_What the exercise asks_
For every line in the data below that contains "cortex", copy the line.

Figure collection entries
-.-.-

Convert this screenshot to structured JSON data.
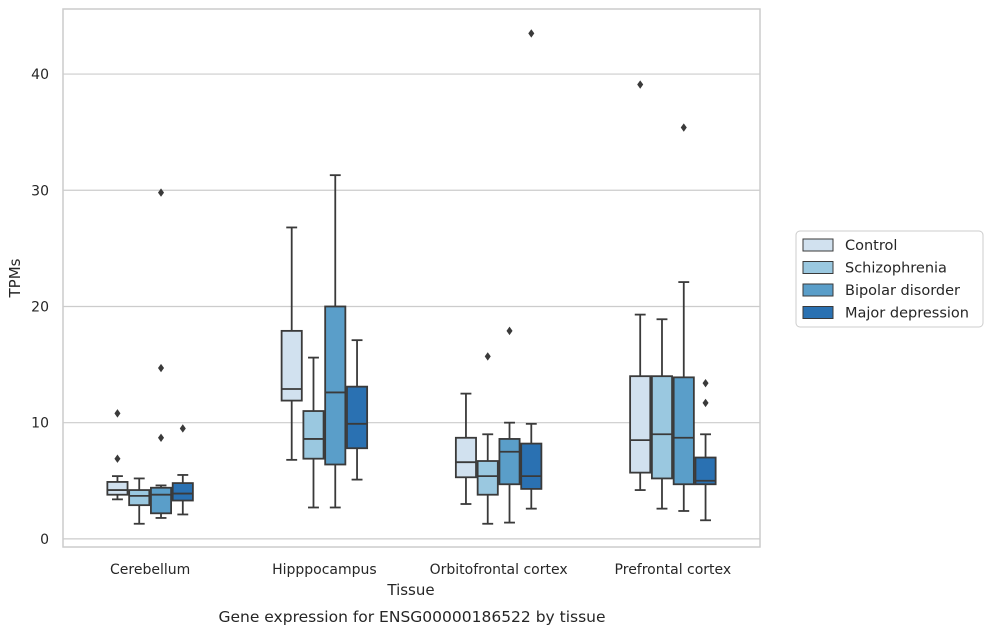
{
  "chart_data": {
    "type": "box",
    "xlabel": "Tissue",
    "ylabel": "TPMs",
    "caption": "Gene expression for ENSG00000186522 by tissue",
    "ylim": [
      -0.7,
      45.6
    ],
    "yticks": [
      0,
      10,
      20,
      30,
      40
    ],
    "grid": "horizontal",
    "legend_position": "right",
    "categories": [
      "Cerebellum",
      "Hipppocampus",
      "Orbitofrontal cortex",
      "Prefrontal cortex"
    ],
    "series": [
      {
        "name": "Control",
        "color": "#d1e1ef",
        "boxes": [
          {
            "whislo": 3.4,
            "q1": 3.8,
            "med": 4.2,
            "q3": 4.9,
            "whishi": 5.4,
            "fliers": [
              6.9,
              10.8
            ]
          },
          {
            "whislo": 6.8,
            "q1": 11.9,
            "med": 12.9,
            "q3": 17.9,
            "whishi": 26.8,
            "fliers": []
          },
          {
            "whislo": 3.0,
            "q1": 5.3,
            "med": 6.6,
            "q3": 8.7,
            "whishi": 12.5,
            "fliers": []
          },
          {
            "whislo": 4.2,
            "q1": 5.7,
            "med": 8.5,
            "q3": 14.0,
            "whishi": 19.3,
            "fliers": [
              39.1
            ]
          }
        ]
      },
      {
        "name": "Schizophrenia",
        "color": "#9ac8e0",
        "boxes": [
          {
            "whislo": 1.3,
            "q1": 2.9,
            "med": 3.7,
            "q3": 4.2,
            "whishi": 5.2,
            "fliers": []
          },
          {
            "whislo": 2.7,
            "q1": 6.9,
            "med": 8.6,
            "q3": 11.0,
            "whishi": 15.6,
            "fliers": []
          },
          {
            "whislo": 1.3,
            "q1": 3.8,
            "med": 5.4,
            "q3": 6.7,
            "whishi": 9.0,
            "fliers": [
              15.7
            ]
          },
          {
            "whislo": 2.6,
            "q1": 5.2,
            "med": 9.0,
            "q3": 14.0,
            "whishi": 18.9,
            "fliers": []
          }
        ]
      },
      {
        "name": "Bipolar disorder",
        "color": "#5a9ec9",
        "boxes": [
          {
            "whislo": 1.8,
            "q1": 2.2,
            "med": 3.8,
            "q3": 4.4,
            "whishi": 4.6,
            "fliers": [
              8.7,
              14.7,
              29.8
            ]
          },
          {
            "whislo": 2.7,
            "q1": 6.4,
            "med": 12.6,
            "q3": 20.0,
            "whishi": 31.3,
            "fliers": []
          },
          {
            "whislo": 1.4,
            "q1": 4.7,
            "med": 7.5,
            "q3": 8.6,
            "whishi": 10.0,
            "fliers": [
              17.9
            ]
          },
          {
            "whislo": 2.4,
            "q1": 4.7,
            "med": 8.7,
            "q3": 13.9,
            "whishi": 22.1,
            "fliers": [
              35.4
            ]
          }
        ]
      },
      {
        "name": "Major depression",
        "color": "#2a71b2",
        "boxes": [
          {
            "whislo": 2.1,
            "q1": 3.3,
            "med": 3.9,
            "q3": 4.8,
            "whishi": 5.5,
            "fliers": [
              9.5
            ]
          },
          {
            "whislo": 5.1,
            "q1": 7.8,
            "med": 9.9,
            "q3": 13.1,
            "whishi": 17.1,
            "fliers": []
          },
          {
            "whislo": 2.6,
            "q1": 4.3,
            "med": 5.4,
            "q3": 8.2,
            "whishi": 9.9,
            "fliers": [
              43.5
            ]
          },
          {
            "whislo": 1.6,
            "q1": 4.7,
            "med": 5.0,
            "q3": 7.0,
            "whishi": 9.0,
            "fliers": [
              11.7,
              13.4
            ]
          }
        ]
      }
    ]
  },
  "colors": {
    "box_edge": "#3a3a3a",
    "grid": "#cccccc",
    "axes_frame": "#cccccc"
  }
}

-.-.-

_The result_
      "Orbitofrontal cortex",
      "Prefrontal cortex"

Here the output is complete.